**The exercise**
Check every line below for the word "введения" and copy each one that has it.

+++++

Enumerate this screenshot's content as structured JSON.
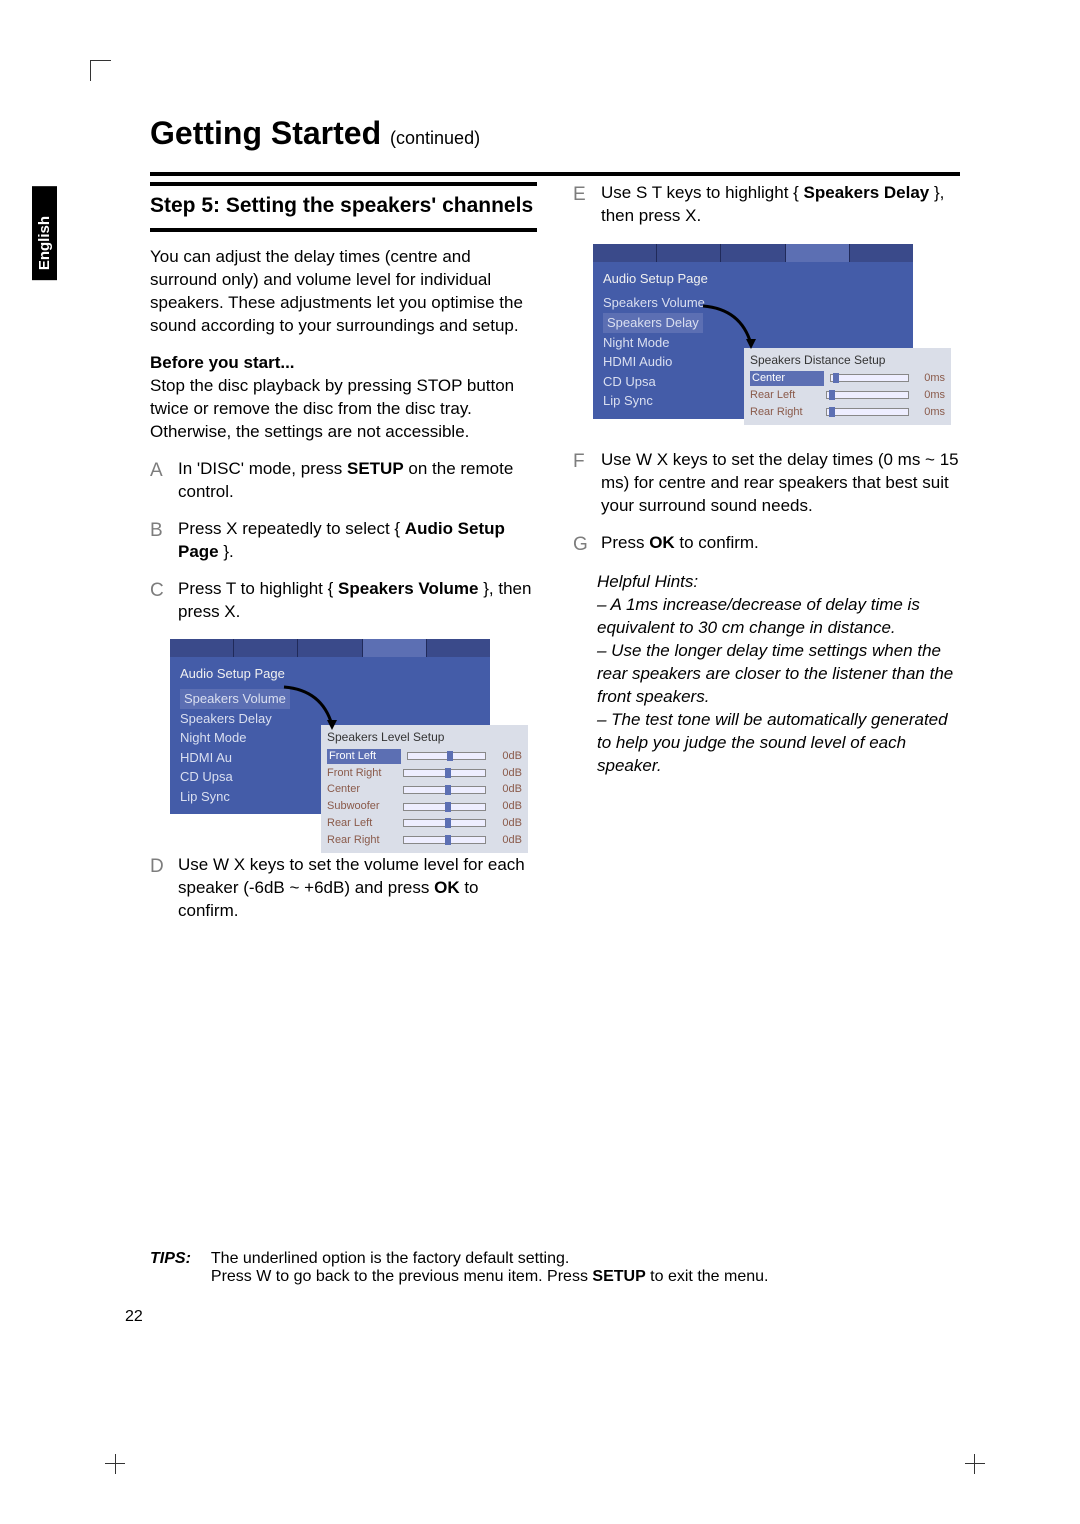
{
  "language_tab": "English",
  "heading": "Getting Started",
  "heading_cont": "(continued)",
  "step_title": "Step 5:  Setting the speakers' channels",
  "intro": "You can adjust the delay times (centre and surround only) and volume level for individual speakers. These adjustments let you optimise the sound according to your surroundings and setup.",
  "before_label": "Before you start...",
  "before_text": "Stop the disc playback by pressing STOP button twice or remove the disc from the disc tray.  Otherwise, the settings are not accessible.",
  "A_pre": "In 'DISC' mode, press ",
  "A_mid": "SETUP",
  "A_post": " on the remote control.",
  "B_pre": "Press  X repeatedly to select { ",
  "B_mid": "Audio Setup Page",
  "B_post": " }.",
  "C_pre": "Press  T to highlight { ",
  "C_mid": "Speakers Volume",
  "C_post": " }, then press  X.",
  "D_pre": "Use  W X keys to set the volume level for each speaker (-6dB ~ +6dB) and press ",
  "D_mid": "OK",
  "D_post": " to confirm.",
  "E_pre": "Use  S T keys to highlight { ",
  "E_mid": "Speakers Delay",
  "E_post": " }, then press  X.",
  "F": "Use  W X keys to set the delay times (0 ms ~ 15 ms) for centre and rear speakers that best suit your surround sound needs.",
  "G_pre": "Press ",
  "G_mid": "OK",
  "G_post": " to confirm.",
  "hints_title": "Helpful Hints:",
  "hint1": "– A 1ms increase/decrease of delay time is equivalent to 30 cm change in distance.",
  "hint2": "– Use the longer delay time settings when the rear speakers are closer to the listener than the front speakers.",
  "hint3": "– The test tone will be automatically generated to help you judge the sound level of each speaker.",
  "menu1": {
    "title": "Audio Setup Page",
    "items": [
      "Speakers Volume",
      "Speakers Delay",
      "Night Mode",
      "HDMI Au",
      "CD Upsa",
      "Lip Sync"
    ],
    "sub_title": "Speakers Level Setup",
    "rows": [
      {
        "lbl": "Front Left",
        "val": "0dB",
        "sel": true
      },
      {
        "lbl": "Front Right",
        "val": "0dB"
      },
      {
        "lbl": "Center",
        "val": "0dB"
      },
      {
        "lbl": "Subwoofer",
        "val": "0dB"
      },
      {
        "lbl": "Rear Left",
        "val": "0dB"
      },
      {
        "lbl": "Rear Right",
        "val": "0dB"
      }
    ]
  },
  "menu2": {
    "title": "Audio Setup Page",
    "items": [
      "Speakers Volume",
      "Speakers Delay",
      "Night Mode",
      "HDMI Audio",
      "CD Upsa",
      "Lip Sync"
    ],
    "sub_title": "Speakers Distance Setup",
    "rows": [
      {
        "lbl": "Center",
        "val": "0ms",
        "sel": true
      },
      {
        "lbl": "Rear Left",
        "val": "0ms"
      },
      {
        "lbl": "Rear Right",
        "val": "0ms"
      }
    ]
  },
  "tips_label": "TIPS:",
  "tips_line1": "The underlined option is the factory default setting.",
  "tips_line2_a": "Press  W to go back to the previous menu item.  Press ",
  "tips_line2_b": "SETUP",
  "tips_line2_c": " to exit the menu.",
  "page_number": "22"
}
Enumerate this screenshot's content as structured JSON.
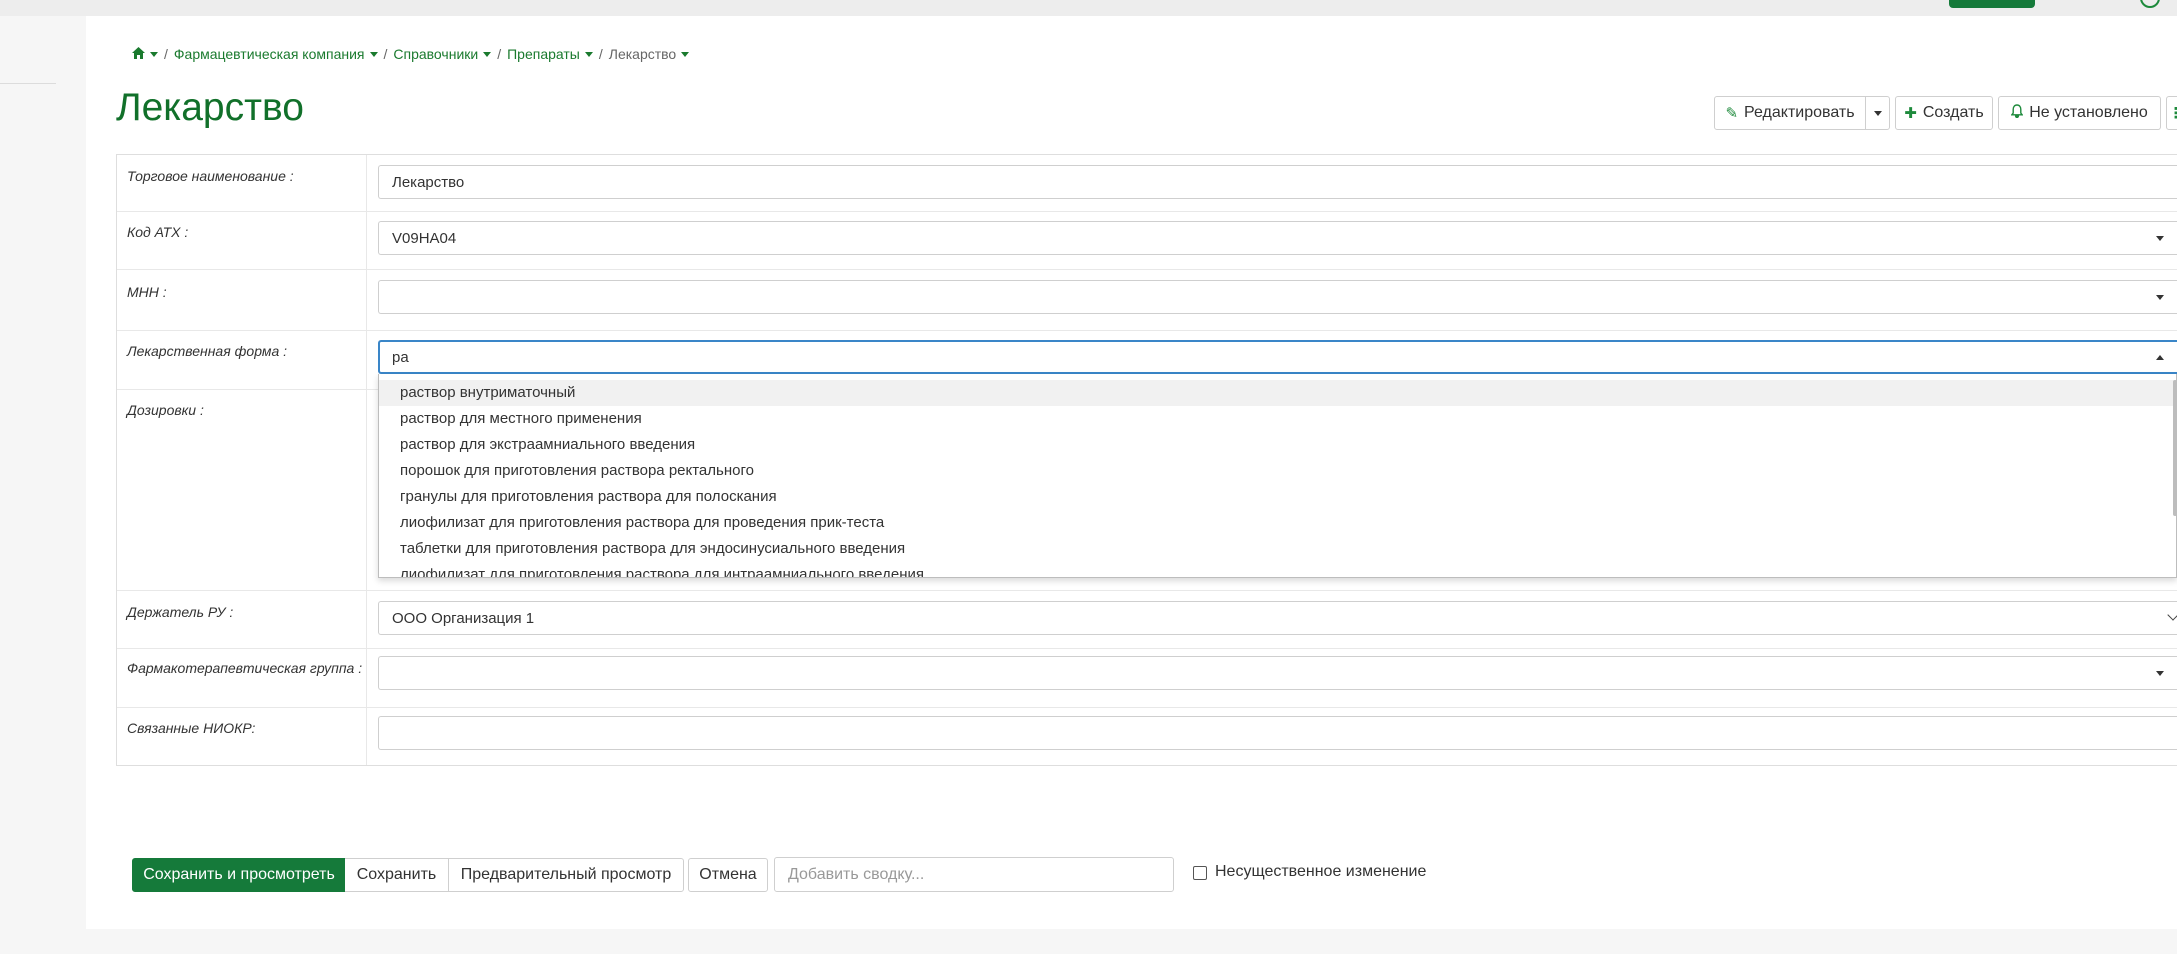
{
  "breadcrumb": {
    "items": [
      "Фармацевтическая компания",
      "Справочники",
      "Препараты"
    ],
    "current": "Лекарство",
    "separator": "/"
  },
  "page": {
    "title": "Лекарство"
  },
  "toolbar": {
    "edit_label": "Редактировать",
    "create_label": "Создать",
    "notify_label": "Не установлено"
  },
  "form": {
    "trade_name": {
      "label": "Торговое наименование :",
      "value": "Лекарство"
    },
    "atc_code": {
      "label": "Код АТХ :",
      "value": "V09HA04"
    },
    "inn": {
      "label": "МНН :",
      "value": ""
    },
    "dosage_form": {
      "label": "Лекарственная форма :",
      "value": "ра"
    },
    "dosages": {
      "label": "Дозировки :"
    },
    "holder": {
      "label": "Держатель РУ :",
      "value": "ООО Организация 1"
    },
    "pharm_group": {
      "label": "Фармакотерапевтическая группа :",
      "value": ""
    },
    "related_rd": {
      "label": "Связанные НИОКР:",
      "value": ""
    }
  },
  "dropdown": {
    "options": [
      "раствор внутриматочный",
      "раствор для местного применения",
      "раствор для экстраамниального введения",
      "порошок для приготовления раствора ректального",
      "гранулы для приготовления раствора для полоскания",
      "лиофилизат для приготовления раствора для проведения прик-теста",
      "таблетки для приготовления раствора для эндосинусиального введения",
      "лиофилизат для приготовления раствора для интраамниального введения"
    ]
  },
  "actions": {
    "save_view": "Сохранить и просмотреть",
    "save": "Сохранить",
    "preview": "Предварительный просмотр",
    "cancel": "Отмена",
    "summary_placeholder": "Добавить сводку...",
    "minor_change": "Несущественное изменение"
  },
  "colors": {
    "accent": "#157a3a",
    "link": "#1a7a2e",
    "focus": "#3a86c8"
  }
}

+++++

**Correct answer**
      "раствор для экстраамниального введения",
      "таблетки для приготовления раствора для эндосинусиального введения",
      "лиофилизат для приготовления раствора для интраамниального введения"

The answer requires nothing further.